_INPUT FOR THIS TASK_:
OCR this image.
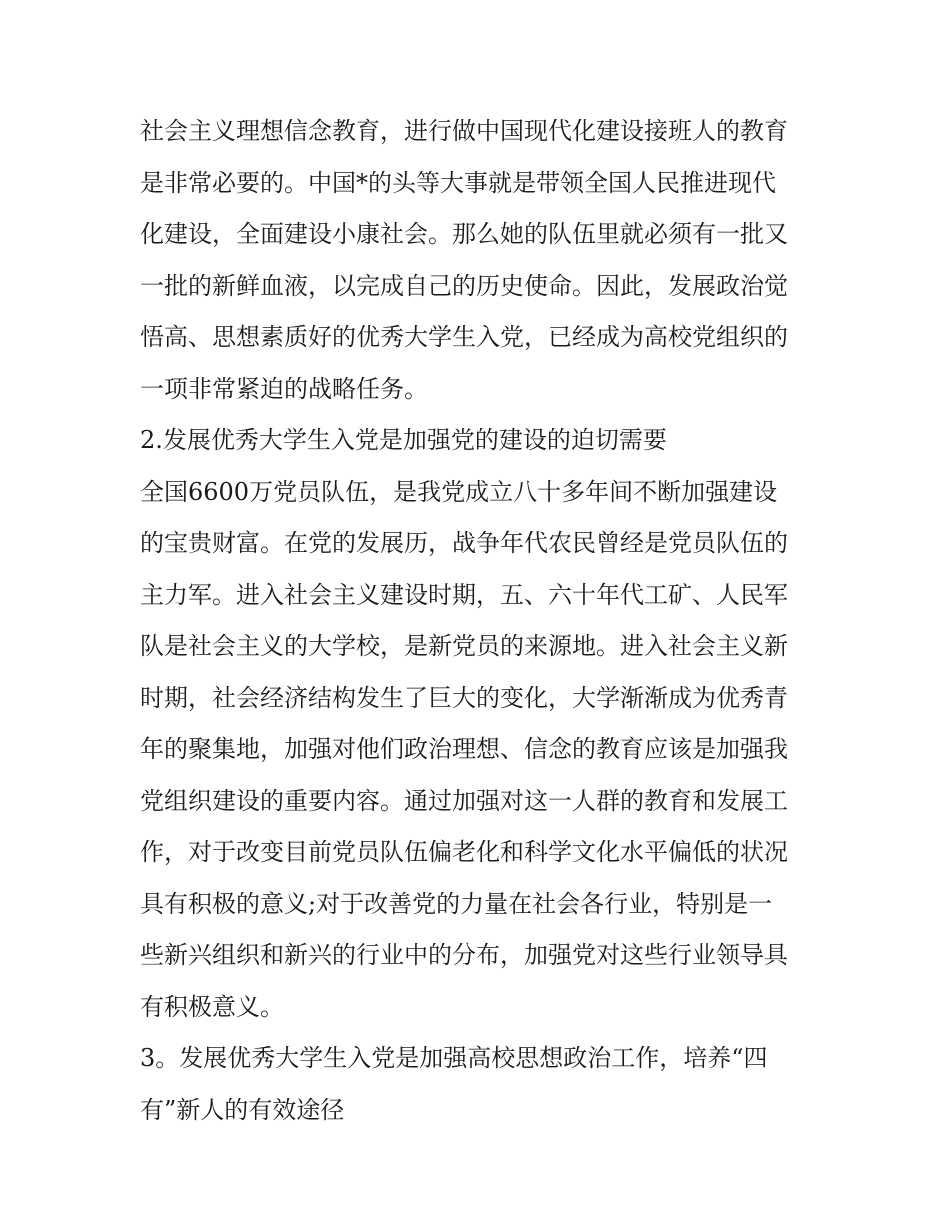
社会主义理想信念教育，进行做中国现代化建设接班人的教育
是非常必要的。中国*的头等大事就是带领全国人民推进现代
化建设，全面建设小康社会。那么她的队伍里就必须有一批又
一批的新鲜血液，以完成自己的历史使命。因此，发展政治觉
悟高、思想素质好的优秀大学生入党，已经成为高校党组织的
一项非常紧迫的战略任务。
2.发展优秀大学生入党是加强党的建设的迫切需要
全国6600万党员队伍，是我党成立八十多年间不断加强建设
的宝贵财富。在党的发展历，战争年代农民曾经是党员队伍的
主力军。进入社会主义建设时期，五、六十年代工矿、人民军
队是社会主义的大学校，是新党员的来源地。进入社会主义新
时期，社会经济结构发生了巨大的变化，大学渐渐成为优秀青
年的聚集地，加强对他们政治理想、信念的教育应该是加强我
党组织建设的重要内容。通过加强对这一人群的教育和发展工
作，对于改变目前党员队伍偏老化和科学文化水平偏低的状况
具有积极的意义;对于改善党的力量在社会各行业，特别是一
些新兴组织和新兴的行业中的分布，加强党对这些行业领导具
有积极意义。
3。发展优秀大学生入党是加强高校思想政治工作，培养“四
有”新人的有效途径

_DIRECTION_:
Apart from the pictures, the entries above are to be repeated in full and exactly.

_SOLUTION TO THIS TASK_:
OCR this image.
社会主义理想信念教育，进行做中国现代化建设接班人的教育
是非常必要的。中国*的头等大事就是带领全国人民推进现代
化建设，全面建设小康社会。那么她的队伍里就必须有一批又
一批的新鲜血液，以完成自己的历史使命。因此，发展政治觉
悟高、思想素质好的优秀大学生入党，已经成为高校党组织的
一项非常紧迫的战略任务。
2.发展优秀大学生入党是加强党的建设的迫切需要
全国6600万党员队伍，是我党成立八十多年间不断加强建设
的宝贵财富。在党的发展历，战争年代农民曾经是党员队伍的
主力军。进入社会主义建设时期，五、六十年代工矿、人民军
队是社会主义的大学校，是新党员的来源地。进入社会主义新
时期，社会经济结构发生了巨大的变化，大学渐渐成为优秀青
年的聚集地，加强对他们政治理想、信念的教育应该是加强我
党组织建设的重要内容。通过加强对这一人群的教育和发展工
作，对于改变目前党员队伍偏老化和科学文化水平偏低的状况
具有积极的意义;对于改善党的力量在社会各行业，特别是一
些新兴组织和新兴的行业中的分布，加强党对这些行业领导具
有积极意义。
3。发展优秀大学生入党是加强高校思想政治工作，培养“四
有”新人的有效途径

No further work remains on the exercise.